- _GIVEN TASK_:
Write out each record below exactly as it appears, with no pictures.

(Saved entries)
____

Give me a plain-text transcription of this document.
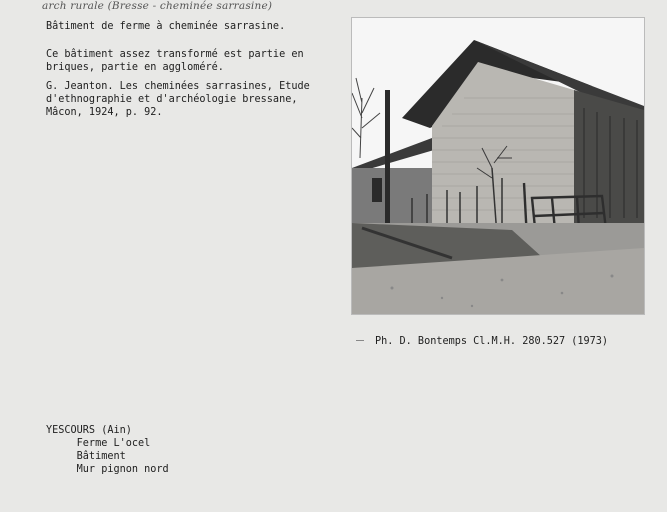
arch rurale (Bresse - cheminée sarrasine)
Bâtiment de ferme à cheminée sarrasine.
Ce bâtiment assez transformé est partie en
briques, partie en aggloméré.
G. Jeanton. Les cheminées sarrasines, Etude
d'ethnographie et d'archéologie bressane,
Mâcon, 1924, p. 92.
Ph. D. Bontemps Cl.M.H. 280.527 (1973)
YESCOURS (Ain)
Ferme L'ocel
Bâtiment
Mur pignon nord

____

- _RESULT OF THE EXERCISE_:
Give me a plain-text transcription of this document.
arch rurale (Bresse - cheminée sarrasine)
Bâtiment de ferme à cheminée sarrasine.
Ce bâtiment assez transformé est partie en
briques, partie en aggloméré.
G. Jeanton. Les cheminées sarrasines, Etude
d'ethnographie et d'archéologie bressane,
Mâcon, 1924, p. 92.
Ph. D. Bontemps Cl.M.H. 280.527 (1973)
YESCOURS (Ain)
Ferme L'ocel
Bâtiment
Mur pignon nord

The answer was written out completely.